** begin EXERCISE INPUTS **

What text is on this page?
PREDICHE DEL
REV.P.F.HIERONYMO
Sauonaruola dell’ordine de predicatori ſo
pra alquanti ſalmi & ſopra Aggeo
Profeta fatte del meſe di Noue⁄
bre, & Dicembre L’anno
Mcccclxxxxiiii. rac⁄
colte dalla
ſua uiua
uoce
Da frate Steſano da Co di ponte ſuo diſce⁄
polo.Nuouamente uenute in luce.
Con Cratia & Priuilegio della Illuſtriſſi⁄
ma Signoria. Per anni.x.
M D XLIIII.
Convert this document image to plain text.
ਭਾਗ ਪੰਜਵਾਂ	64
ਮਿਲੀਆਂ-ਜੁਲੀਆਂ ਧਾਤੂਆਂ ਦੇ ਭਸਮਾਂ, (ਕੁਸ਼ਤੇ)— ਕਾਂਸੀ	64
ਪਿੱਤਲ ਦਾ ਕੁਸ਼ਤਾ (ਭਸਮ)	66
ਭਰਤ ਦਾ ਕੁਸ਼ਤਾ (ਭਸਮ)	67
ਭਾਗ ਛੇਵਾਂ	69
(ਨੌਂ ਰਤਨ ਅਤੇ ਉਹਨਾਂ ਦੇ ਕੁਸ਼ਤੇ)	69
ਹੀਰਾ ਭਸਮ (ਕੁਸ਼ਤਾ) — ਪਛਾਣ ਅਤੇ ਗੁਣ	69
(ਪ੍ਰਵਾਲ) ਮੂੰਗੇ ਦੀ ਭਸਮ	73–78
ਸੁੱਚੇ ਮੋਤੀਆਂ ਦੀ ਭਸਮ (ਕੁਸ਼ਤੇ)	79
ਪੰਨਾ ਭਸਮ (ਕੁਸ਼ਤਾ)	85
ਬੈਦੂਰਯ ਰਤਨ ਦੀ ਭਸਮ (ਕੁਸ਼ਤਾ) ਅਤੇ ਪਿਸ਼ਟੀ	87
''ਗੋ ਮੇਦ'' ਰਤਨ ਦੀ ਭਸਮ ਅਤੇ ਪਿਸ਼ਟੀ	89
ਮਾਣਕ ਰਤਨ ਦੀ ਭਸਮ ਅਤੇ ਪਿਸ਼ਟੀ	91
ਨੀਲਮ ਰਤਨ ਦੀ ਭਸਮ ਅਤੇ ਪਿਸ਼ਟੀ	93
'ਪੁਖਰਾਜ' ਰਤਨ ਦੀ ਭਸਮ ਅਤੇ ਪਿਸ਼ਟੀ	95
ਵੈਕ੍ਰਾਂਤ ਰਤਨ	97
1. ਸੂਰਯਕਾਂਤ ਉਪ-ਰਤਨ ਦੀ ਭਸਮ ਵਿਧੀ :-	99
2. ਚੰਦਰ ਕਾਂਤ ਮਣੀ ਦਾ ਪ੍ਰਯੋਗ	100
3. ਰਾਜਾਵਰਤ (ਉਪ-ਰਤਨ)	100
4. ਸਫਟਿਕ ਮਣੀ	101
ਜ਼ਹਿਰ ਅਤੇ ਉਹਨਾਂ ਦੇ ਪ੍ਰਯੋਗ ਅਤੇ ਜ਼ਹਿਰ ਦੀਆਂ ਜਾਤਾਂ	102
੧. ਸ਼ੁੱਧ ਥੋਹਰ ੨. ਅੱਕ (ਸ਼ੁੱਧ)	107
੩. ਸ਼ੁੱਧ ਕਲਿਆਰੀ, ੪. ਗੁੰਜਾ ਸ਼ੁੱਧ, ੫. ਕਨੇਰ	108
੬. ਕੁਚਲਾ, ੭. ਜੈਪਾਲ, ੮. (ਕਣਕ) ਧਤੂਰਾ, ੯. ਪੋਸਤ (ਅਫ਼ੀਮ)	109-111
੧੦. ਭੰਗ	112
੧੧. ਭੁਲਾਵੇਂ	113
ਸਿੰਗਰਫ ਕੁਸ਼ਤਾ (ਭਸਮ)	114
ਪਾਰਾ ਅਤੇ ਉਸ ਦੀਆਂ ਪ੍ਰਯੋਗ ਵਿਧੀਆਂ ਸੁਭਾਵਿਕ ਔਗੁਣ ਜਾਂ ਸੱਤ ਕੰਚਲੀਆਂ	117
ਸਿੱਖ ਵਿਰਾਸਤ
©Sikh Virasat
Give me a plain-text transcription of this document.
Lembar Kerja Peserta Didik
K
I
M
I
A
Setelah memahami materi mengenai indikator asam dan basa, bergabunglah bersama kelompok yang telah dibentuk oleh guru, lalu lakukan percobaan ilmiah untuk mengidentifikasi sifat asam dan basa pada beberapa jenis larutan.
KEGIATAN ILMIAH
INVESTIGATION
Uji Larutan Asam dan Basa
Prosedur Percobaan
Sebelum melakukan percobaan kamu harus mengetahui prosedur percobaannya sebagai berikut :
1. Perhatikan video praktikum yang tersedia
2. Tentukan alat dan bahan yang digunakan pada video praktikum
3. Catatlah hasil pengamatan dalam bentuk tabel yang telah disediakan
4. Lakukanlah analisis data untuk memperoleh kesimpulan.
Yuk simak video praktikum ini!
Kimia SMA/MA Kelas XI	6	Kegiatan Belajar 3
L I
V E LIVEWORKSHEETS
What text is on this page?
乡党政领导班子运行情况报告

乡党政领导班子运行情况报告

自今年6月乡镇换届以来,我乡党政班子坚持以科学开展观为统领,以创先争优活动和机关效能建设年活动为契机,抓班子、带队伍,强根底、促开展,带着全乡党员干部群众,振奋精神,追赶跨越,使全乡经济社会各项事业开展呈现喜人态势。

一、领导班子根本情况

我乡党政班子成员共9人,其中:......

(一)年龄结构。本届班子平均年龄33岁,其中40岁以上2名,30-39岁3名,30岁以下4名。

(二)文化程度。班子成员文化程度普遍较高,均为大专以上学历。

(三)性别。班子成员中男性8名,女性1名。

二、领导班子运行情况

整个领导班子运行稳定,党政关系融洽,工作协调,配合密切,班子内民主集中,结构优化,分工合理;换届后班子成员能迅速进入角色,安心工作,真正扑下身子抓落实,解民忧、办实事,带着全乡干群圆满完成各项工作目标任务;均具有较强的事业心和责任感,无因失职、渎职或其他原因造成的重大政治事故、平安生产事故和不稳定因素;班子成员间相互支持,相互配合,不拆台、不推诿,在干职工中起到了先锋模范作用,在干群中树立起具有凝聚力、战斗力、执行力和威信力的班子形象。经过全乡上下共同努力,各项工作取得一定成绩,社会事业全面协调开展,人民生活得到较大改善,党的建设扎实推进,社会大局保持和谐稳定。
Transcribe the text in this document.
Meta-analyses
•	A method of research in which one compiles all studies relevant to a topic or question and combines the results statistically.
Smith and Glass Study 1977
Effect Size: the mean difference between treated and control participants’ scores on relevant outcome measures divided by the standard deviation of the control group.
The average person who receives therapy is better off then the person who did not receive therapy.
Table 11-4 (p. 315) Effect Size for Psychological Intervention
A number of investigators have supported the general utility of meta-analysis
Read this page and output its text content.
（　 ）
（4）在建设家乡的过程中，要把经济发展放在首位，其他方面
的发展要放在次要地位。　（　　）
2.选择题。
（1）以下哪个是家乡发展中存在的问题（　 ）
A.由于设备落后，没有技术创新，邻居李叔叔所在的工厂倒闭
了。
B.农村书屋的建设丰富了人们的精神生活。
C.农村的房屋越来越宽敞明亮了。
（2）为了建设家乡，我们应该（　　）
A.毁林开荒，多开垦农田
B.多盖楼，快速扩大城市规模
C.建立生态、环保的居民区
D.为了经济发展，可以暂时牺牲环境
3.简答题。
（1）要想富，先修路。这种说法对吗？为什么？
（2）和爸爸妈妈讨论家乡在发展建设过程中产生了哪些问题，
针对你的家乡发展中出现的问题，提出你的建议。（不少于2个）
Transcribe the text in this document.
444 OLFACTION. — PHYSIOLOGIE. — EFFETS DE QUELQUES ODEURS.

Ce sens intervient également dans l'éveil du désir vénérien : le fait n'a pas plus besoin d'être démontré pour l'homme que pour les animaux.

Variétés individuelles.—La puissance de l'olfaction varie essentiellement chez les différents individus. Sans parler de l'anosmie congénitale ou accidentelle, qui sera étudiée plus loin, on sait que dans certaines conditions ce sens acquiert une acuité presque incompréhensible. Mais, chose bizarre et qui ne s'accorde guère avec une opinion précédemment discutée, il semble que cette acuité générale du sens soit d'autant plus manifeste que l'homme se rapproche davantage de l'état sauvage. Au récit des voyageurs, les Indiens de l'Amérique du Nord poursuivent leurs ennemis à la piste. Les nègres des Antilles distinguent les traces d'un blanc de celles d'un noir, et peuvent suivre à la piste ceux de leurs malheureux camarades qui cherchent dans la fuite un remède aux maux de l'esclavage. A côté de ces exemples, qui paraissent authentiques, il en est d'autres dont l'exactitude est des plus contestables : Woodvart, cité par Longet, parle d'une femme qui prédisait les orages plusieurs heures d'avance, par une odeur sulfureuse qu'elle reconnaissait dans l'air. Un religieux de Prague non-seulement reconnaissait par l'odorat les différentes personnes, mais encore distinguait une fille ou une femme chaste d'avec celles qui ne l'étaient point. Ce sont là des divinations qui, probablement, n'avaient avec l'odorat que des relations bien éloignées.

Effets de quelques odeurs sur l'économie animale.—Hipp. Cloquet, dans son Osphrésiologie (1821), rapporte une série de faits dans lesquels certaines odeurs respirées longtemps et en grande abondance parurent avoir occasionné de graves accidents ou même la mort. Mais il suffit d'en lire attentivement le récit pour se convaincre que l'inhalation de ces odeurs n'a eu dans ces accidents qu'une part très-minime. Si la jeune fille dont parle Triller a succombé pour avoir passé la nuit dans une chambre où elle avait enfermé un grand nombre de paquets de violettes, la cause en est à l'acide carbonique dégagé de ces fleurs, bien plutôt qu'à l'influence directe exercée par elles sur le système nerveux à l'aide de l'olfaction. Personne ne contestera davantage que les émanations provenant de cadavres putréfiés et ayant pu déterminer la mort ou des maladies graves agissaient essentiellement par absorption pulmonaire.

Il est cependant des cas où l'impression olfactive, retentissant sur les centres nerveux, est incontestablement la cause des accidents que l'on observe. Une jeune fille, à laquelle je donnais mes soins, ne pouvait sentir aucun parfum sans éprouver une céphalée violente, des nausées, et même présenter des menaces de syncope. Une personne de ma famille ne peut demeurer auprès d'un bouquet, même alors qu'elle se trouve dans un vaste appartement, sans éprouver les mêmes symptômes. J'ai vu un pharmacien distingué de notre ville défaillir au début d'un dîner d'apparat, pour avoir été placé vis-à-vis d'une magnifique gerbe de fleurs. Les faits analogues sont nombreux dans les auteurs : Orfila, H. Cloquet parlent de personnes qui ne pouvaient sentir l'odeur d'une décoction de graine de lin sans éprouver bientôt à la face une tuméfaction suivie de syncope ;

** end EXERCISE INPUTS **

▶ [TASK OBJECTIVE]:
Identify and copy lines that hold the string "yang".

▶ [EXERCISE RESPONSE]:
Setelah memahami materi mengenai indikator asam dan basa, bergabunglah bersama kelompok yang telah dibentuk oleh guru, lalu lakukan percobaan ilmiah untuk mengidentifikasi sifat asam dan basa pada beberapa jenis larutan.
1. Perhatikan video praktikum yang tersedia
2. Tentukan alat dan bahan yang digunakan pada video praktikum
3. Catatlah hasil pengamatan dalam bentuk tabel yang telah disediakan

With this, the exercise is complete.